» **Set task**: Gather all lines with "this" from the records.

» **Provided data**:
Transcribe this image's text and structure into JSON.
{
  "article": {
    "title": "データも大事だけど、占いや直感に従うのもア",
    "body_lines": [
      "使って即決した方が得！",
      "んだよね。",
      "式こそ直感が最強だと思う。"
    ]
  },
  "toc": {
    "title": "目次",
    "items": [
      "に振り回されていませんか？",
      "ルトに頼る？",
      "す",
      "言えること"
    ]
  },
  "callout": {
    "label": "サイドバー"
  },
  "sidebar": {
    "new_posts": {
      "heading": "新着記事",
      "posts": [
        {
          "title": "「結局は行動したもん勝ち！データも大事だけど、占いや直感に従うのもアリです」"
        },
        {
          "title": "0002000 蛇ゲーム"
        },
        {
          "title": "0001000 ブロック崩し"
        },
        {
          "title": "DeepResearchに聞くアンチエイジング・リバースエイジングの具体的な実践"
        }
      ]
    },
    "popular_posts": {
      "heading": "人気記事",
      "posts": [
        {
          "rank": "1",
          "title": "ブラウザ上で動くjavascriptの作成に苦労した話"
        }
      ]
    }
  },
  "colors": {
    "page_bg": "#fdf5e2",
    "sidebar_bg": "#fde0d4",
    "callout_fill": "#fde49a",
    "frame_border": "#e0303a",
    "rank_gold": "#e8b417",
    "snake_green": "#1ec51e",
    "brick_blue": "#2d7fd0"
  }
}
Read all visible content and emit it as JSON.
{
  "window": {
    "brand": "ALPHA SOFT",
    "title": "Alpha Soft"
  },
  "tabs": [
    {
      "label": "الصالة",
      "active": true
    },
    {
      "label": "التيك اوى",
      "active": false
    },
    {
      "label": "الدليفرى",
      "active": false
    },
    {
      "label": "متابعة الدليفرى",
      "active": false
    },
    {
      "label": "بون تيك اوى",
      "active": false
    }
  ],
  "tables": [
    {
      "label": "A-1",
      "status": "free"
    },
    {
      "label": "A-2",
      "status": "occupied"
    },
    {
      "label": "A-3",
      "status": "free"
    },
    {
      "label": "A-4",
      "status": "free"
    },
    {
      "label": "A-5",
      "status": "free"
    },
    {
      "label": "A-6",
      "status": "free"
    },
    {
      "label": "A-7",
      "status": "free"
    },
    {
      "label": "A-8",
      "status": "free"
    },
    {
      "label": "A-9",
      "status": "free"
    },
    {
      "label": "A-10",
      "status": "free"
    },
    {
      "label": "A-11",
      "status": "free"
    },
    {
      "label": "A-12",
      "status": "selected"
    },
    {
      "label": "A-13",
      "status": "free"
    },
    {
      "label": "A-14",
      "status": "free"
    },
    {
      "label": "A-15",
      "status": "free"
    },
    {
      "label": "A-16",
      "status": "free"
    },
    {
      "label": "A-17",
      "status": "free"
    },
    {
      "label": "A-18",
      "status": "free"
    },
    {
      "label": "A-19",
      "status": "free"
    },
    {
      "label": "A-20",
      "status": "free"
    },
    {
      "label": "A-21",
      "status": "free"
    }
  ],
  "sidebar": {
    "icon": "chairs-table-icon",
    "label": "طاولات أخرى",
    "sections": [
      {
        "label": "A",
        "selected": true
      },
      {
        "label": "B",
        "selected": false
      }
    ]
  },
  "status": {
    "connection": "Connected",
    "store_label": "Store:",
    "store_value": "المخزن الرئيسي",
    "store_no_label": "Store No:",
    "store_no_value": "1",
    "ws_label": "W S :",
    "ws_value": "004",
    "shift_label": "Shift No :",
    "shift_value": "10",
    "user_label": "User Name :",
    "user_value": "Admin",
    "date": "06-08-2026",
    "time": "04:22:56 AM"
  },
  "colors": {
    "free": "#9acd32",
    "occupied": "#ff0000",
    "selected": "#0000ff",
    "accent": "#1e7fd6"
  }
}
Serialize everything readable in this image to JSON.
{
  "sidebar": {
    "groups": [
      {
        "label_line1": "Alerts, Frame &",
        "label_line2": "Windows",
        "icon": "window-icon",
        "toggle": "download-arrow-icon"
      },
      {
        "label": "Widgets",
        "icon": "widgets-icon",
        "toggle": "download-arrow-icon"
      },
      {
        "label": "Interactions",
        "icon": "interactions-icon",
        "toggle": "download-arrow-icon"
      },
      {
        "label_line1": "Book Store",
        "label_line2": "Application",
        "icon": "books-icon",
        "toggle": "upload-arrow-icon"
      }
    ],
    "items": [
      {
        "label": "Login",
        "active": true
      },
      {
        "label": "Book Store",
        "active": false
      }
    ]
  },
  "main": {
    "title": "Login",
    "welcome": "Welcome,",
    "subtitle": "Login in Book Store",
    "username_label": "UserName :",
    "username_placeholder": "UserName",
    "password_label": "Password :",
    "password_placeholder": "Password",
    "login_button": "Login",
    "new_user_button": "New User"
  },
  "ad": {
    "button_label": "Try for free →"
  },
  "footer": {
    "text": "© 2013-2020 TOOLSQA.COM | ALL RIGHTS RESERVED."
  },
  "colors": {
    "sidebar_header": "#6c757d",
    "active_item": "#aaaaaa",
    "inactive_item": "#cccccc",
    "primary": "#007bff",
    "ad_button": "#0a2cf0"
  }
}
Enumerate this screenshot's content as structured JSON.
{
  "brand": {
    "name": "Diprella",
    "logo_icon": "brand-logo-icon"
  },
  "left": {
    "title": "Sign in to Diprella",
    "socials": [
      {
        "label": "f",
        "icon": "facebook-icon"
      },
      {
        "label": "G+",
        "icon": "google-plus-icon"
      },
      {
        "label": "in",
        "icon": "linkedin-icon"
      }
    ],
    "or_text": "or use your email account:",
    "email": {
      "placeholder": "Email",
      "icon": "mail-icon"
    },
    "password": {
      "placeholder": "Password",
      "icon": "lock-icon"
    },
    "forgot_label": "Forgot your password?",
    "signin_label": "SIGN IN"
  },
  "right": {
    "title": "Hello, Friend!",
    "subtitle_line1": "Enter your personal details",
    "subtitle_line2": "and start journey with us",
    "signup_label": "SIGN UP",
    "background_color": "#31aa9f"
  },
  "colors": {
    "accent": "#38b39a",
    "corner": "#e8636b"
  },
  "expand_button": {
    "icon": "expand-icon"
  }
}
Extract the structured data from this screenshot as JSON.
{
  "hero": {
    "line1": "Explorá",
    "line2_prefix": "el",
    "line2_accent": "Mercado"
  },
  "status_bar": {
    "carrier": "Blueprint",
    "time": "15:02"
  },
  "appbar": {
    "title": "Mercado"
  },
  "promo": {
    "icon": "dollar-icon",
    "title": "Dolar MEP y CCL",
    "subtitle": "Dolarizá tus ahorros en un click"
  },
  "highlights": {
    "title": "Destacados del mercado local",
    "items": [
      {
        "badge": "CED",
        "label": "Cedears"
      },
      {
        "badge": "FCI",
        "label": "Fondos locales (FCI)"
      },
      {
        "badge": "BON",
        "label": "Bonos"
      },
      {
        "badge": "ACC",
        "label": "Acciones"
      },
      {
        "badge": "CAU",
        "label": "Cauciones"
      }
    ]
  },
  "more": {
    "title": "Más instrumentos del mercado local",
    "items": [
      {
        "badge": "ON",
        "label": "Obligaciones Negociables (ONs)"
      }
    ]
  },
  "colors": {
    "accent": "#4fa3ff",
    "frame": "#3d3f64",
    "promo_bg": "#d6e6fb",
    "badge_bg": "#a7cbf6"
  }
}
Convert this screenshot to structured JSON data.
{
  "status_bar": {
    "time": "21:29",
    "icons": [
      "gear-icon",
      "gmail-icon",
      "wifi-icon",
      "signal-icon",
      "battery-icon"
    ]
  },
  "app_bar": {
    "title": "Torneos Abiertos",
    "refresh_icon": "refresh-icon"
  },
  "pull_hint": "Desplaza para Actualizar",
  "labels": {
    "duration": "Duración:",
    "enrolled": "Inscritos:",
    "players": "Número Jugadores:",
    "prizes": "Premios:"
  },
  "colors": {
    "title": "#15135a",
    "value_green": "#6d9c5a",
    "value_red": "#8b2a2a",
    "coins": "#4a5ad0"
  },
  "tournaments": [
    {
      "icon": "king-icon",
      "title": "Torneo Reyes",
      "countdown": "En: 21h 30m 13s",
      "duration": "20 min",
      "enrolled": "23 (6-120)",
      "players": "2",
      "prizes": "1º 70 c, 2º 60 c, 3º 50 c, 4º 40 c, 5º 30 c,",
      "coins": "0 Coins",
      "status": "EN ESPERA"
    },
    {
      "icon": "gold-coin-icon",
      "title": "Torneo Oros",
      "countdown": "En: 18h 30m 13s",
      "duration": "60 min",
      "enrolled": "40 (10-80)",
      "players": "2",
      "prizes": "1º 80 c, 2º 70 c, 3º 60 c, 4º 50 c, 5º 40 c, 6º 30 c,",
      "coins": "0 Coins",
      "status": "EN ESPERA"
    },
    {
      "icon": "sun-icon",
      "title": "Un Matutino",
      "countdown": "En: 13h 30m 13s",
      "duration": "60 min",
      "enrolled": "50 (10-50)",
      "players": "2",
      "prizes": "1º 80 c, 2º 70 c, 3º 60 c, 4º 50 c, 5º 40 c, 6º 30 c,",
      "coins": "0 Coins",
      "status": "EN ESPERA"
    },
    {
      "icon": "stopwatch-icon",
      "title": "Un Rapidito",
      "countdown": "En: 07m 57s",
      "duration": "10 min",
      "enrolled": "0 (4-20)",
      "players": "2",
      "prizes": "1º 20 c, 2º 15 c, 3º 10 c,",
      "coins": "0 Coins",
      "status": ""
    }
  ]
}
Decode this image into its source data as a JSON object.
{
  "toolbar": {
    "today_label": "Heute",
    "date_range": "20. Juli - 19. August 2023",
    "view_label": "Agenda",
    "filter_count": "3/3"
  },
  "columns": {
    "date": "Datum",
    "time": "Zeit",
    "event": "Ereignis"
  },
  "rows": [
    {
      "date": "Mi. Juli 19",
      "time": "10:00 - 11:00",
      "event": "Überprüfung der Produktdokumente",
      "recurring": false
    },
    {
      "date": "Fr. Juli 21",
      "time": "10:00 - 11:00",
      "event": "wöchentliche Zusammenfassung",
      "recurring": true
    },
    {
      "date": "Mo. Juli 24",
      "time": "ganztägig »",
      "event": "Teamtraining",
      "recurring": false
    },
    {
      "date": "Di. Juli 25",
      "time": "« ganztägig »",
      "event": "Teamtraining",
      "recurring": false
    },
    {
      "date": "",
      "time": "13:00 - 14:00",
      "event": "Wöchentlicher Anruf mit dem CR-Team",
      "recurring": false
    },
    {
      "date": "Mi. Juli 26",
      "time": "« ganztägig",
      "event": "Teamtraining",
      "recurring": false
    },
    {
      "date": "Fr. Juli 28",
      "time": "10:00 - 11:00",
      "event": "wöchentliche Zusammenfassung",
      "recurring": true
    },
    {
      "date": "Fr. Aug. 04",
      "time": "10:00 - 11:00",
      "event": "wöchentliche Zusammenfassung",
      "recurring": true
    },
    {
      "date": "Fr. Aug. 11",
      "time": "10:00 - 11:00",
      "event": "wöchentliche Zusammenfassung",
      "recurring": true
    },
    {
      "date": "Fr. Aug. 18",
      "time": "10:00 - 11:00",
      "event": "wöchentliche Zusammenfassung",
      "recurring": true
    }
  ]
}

» **Task output**:
Transcribe this image's text and structure into JSON.
Serialize everything readable in this image to JSON.
Enumerate this screenshot's content as structured JSON.
Extract the structured data from this screenshot as JSON.
Convert this screenshot to structured JSON data.
Decode this image into its source data as a JSON object.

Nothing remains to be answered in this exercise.